Exercise goal ▸ What is the number of lines containing "information"? Give only that number.

(Items listed in a dataset)
· · · · · · ·
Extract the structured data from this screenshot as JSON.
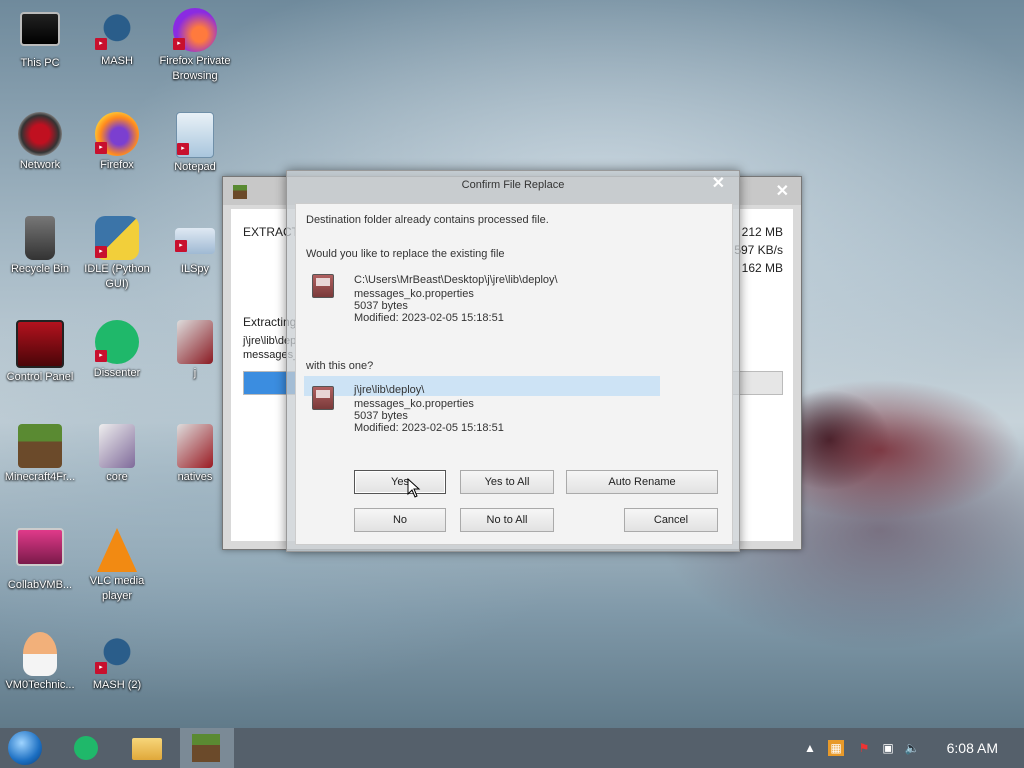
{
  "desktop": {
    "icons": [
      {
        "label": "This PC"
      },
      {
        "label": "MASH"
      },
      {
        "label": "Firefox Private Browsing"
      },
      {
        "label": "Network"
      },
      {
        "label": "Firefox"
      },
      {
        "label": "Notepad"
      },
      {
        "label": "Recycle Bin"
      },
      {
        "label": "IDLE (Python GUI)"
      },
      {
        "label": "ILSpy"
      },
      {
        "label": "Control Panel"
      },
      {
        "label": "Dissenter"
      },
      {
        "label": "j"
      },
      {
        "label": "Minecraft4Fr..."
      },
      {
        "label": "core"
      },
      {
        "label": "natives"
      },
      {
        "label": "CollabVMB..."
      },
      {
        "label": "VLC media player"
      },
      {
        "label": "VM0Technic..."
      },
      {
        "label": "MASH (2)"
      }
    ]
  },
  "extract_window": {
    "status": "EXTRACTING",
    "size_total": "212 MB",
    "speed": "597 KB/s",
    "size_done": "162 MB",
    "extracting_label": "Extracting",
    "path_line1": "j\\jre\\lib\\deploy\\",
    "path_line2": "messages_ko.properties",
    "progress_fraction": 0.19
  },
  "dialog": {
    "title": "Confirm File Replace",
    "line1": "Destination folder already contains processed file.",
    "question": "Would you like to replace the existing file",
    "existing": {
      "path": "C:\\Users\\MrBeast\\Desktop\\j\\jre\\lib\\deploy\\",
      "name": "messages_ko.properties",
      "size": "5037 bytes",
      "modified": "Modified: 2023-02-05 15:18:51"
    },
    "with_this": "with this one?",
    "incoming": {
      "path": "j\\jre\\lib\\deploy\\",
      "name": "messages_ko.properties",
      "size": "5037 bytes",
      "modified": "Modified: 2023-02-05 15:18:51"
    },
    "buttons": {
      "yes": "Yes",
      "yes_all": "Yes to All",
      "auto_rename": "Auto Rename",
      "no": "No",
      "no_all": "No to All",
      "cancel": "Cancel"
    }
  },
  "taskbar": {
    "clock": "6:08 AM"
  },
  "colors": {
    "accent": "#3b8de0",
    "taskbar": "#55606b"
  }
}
· · · · · · ·
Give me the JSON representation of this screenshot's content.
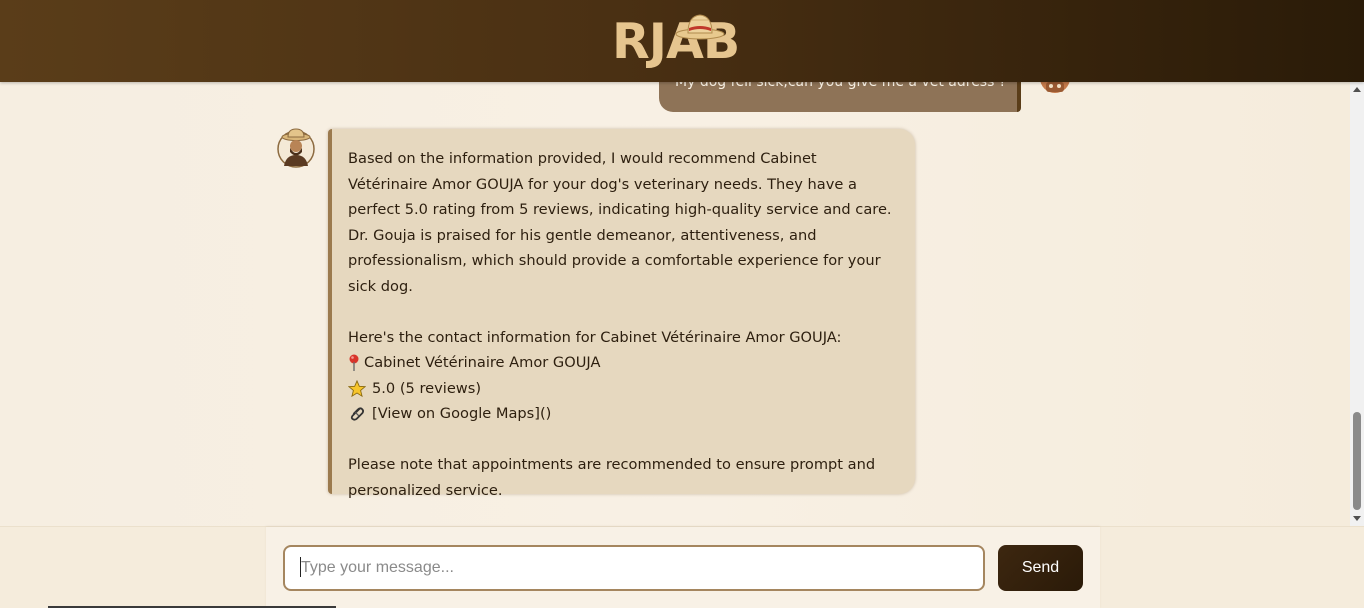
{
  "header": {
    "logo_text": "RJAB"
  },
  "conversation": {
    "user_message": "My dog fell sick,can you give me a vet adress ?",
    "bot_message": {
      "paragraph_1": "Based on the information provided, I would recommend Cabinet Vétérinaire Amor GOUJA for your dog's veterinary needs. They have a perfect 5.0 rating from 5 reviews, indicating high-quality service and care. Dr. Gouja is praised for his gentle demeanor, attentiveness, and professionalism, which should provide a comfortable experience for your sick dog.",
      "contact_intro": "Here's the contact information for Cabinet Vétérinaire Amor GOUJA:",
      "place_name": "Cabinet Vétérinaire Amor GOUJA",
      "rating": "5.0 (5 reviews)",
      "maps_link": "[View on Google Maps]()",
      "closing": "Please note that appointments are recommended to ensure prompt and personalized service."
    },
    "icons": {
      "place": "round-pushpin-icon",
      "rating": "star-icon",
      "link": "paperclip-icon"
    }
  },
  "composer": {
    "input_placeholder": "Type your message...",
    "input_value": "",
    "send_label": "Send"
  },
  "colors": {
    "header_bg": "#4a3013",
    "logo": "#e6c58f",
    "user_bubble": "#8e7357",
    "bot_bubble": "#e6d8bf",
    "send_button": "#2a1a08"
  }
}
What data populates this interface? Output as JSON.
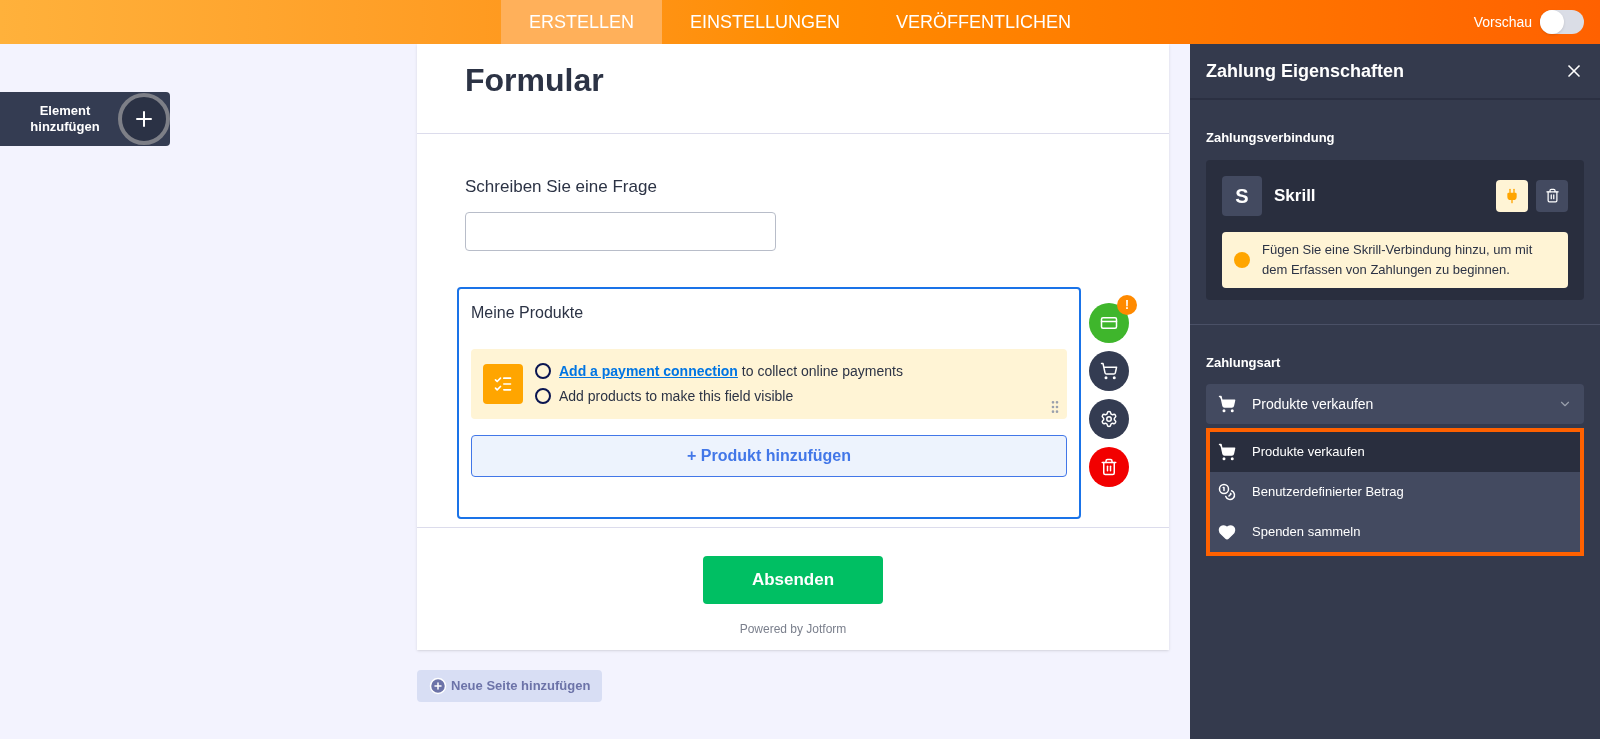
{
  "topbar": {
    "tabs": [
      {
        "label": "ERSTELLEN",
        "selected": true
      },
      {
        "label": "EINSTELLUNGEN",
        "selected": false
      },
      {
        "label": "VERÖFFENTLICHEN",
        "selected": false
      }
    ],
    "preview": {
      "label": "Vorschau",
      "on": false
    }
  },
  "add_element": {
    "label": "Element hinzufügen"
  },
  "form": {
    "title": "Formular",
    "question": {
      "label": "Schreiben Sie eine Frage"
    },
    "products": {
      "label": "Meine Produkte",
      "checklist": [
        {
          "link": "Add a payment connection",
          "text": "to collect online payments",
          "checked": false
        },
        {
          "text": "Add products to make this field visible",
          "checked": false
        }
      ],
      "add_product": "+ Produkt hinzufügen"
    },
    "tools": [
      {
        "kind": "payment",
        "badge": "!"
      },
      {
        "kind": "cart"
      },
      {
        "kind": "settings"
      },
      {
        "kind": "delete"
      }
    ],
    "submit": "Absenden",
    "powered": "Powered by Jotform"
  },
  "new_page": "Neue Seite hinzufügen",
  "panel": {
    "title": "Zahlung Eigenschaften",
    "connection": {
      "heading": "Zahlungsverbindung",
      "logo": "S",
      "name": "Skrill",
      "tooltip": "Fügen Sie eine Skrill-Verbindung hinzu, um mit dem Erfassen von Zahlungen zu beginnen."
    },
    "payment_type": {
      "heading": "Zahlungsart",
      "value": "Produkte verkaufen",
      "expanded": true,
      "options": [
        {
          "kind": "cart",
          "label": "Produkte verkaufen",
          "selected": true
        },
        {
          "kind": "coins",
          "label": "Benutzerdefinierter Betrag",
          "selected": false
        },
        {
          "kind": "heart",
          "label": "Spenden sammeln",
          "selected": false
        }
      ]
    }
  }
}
· · · · · · ·
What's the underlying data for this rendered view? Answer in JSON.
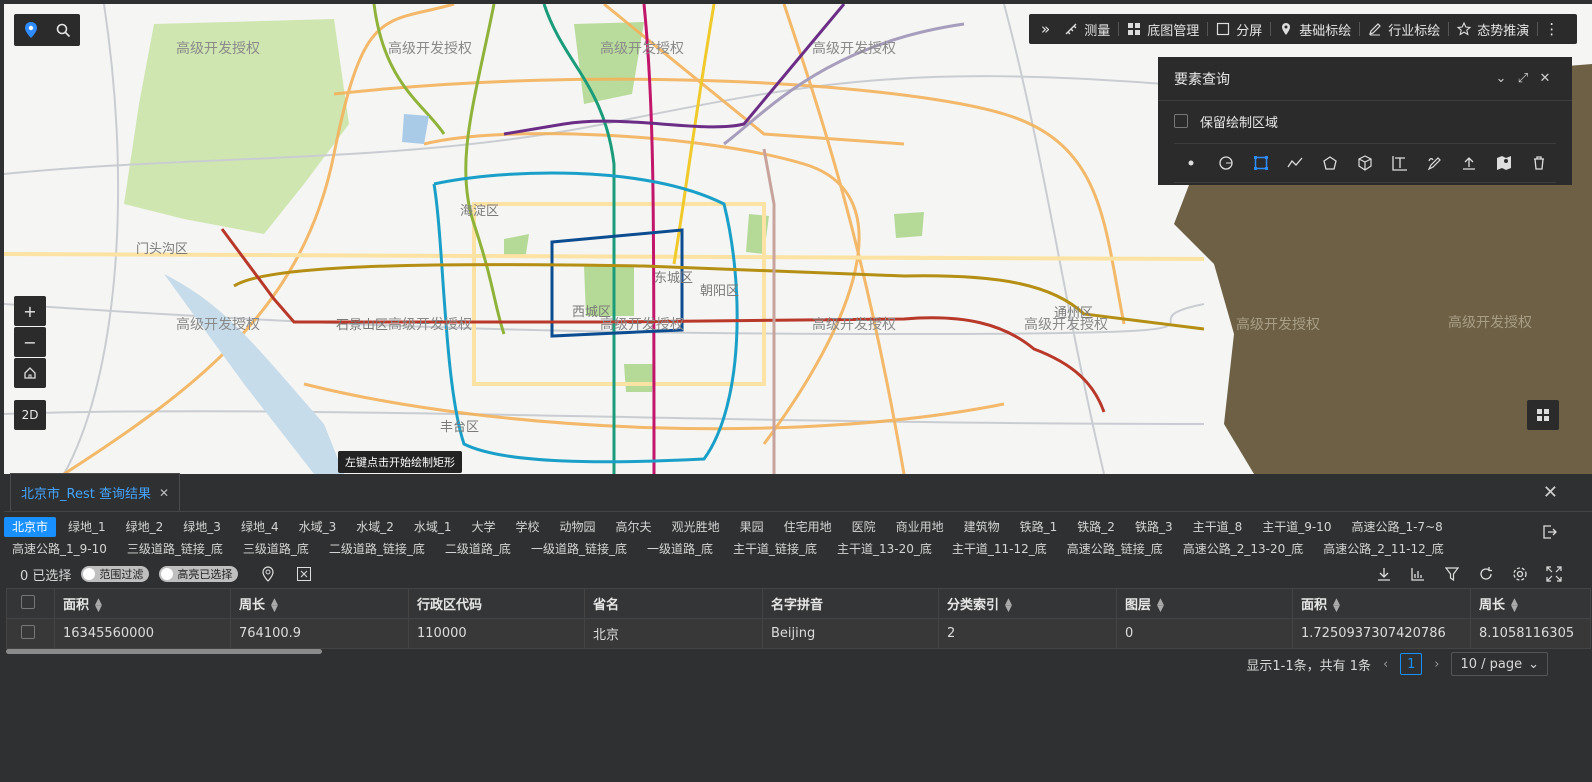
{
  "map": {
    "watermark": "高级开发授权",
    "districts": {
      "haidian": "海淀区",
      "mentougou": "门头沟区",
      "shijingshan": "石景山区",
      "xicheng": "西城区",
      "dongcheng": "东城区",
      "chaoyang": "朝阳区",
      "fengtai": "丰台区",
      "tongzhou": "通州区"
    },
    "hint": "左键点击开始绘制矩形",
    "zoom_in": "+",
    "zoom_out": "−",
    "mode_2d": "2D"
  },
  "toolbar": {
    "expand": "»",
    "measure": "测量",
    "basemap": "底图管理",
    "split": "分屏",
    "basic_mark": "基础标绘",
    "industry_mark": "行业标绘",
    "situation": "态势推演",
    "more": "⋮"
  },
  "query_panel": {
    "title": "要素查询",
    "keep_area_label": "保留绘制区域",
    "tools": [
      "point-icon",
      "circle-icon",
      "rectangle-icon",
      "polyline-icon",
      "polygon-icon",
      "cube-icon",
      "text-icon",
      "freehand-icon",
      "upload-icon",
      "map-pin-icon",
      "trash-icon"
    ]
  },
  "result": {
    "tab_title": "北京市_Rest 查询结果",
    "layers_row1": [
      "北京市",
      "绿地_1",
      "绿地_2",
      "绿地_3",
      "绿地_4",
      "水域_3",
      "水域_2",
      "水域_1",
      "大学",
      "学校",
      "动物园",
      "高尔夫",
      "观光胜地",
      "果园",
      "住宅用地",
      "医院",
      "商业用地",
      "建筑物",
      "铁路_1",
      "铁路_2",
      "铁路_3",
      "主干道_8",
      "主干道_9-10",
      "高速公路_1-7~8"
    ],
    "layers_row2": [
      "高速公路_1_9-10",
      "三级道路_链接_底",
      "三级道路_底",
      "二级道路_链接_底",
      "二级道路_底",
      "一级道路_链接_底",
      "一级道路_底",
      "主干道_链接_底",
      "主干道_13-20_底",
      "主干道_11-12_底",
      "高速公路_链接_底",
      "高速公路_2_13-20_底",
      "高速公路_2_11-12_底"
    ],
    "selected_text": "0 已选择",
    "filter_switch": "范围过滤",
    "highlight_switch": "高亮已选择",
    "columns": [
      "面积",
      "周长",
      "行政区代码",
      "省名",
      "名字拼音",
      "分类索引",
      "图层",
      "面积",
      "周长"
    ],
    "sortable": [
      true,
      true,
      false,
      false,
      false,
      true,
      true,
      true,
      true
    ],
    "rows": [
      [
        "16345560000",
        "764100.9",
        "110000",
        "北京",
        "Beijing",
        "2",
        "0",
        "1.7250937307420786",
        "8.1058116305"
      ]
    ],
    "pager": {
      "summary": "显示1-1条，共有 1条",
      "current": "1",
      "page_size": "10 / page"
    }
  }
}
· · · · · · ·
Expected answer ▸ 2